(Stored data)

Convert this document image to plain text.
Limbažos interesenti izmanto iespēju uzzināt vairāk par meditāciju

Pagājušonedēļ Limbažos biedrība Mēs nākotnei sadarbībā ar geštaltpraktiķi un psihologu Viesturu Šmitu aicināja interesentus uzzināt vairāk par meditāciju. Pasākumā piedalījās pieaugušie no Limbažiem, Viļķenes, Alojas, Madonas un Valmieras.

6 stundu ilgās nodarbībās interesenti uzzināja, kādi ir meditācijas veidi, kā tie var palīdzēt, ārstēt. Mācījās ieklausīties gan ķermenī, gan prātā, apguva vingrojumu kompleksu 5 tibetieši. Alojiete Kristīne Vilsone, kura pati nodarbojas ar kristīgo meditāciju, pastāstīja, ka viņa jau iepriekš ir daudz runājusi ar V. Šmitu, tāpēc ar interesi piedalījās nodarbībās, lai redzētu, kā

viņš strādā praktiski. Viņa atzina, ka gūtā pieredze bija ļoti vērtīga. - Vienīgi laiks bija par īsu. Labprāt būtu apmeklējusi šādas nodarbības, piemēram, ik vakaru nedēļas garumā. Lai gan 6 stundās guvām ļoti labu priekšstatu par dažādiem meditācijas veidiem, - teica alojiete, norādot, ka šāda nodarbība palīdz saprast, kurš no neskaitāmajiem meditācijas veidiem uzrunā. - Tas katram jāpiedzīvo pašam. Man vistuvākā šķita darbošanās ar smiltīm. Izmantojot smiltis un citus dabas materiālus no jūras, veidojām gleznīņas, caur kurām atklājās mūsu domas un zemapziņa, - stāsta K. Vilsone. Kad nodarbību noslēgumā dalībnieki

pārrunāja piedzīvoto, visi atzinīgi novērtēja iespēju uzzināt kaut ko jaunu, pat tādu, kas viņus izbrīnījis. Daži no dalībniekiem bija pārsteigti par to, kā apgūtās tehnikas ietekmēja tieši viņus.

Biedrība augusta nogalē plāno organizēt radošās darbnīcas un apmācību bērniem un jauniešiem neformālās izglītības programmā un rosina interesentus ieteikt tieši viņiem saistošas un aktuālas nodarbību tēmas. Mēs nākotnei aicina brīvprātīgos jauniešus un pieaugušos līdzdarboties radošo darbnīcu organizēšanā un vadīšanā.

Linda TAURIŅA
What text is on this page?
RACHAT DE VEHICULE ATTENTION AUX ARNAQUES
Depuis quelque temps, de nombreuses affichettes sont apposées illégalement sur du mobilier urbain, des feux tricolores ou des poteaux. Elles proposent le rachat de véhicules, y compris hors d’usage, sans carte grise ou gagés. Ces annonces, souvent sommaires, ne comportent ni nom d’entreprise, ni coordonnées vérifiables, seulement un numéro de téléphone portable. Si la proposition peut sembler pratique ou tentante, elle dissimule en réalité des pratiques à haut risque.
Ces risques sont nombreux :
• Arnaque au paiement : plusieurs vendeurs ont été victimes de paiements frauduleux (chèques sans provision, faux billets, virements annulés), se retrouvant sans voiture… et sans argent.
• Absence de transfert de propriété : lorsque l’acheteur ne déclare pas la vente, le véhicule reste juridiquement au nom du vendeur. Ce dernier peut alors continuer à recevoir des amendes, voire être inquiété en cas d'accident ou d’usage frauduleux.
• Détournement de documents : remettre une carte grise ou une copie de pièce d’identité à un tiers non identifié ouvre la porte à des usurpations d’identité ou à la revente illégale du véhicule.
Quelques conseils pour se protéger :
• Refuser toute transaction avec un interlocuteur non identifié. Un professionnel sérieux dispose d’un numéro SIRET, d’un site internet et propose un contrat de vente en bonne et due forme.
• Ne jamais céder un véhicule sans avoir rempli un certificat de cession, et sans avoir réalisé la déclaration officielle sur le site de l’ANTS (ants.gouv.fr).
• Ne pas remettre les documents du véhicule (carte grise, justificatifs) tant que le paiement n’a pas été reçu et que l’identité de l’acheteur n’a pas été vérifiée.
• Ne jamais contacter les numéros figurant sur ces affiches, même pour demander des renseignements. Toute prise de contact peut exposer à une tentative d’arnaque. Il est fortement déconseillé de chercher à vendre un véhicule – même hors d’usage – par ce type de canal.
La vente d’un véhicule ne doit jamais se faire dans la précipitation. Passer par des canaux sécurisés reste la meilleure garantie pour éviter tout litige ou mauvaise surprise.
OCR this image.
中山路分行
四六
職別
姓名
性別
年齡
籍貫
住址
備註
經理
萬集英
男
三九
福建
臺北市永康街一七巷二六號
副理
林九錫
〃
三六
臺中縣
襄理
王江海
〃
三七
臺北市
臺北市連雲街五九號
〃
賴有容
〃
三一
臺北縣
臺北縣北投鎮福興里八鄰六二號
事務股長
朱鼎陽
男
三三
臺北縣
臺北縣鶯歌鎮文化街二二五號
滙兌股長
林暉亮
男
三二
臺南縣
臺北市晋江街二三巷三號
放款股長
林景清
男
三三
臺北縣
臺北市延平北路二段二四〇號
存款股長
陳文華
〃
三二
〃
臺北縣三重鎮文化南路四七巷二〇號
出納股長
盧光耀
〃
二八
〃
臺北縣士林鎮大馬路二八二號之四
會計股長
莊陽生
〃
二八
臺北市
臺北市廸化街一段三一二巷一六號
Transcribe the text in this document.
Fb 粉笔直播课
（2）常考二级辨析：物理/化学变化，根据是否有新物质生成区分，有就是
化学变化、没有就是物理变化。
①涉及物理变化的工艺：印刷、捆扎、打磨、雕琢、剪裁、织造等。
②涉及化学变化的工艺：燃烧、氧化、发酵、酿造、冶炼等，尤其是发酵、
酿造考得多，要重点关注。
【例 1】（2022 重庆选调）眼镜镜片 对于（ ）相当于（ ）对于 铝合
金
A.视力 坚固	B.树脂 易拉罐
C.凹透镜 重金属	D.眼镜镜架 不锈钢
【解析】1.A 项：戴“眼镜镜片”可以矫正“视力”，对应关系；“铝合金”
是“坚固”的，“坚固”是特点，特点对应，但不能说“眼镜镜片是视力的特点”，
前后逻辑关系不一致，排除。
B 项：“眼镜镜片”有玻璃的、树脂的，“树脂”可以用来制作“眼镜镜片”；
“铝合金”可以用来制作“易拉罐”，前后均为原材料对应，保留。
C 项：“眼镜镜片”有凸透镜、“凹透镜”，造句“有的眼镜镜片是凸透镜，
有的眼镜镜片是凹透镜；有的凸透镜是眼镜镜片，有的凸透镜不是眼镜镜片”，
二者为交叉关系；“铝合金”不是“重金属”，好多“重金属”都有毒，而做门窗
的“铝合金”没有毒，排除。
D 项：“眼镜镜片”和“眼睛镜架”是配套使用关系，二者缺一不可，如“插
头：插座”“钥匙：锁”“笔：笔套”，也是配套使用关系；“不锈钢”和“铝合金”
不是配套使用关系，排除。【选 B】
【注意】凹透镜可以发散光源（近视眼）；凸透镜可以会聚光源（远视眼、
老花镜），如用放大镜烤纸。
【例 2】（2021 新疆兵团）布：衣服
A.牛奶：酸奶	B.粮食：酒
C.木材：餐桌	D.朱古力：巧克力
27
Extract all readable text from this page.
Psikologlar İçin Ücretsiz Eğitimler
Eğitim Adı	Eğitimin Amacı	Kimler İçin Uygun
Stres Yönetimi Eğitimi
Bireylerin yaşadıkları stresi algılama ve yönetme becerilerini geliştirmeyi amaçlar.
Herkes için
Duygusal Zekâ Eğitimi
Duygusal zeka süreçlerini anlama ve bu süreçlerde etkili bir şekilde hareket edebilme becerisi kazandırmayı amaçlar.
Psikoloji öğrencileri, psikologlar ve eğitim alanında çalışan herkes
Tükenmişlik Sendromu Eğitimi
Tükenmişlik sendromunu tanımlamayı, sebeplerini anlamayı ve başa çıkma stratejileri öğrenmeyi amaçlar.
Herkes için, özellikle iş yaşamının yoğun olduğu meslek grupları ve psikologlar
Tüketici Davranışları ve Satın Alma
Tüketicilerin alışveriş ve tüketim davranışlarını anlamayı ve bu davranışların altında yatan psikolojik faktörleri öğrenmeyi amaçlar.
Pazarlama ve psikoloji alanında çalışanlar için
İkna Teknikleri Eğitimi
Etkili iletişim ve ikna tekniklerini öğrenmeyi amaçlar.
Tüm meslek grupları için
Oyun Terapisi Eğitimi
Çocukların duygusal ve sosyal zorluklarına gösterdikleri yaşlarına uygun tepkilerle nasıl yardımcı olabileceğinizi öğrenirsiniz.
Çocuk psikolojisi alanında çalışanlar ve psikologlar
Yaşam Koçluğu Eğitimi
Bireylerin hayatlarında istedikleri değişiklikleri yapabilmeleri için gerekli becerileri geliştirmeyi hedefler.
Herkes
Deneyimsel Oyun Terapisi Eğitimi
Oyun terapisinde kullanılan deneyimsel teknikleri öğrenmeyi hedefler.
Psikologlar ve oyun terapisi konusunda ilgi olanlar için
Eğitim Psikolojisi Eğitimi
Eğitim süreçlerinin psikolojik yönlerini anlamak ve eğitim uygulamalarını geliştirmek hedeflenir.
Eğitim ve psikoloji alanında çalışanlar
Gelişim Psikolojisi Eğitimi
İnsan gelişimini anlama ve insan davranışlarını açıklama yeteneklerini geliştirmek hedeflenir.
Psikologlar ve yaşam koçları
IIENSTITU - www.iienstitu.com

## Exercise instructions:
Only a number is wanted: how many lines of the data above contain "Bireylerin"?

## Correct answer:
2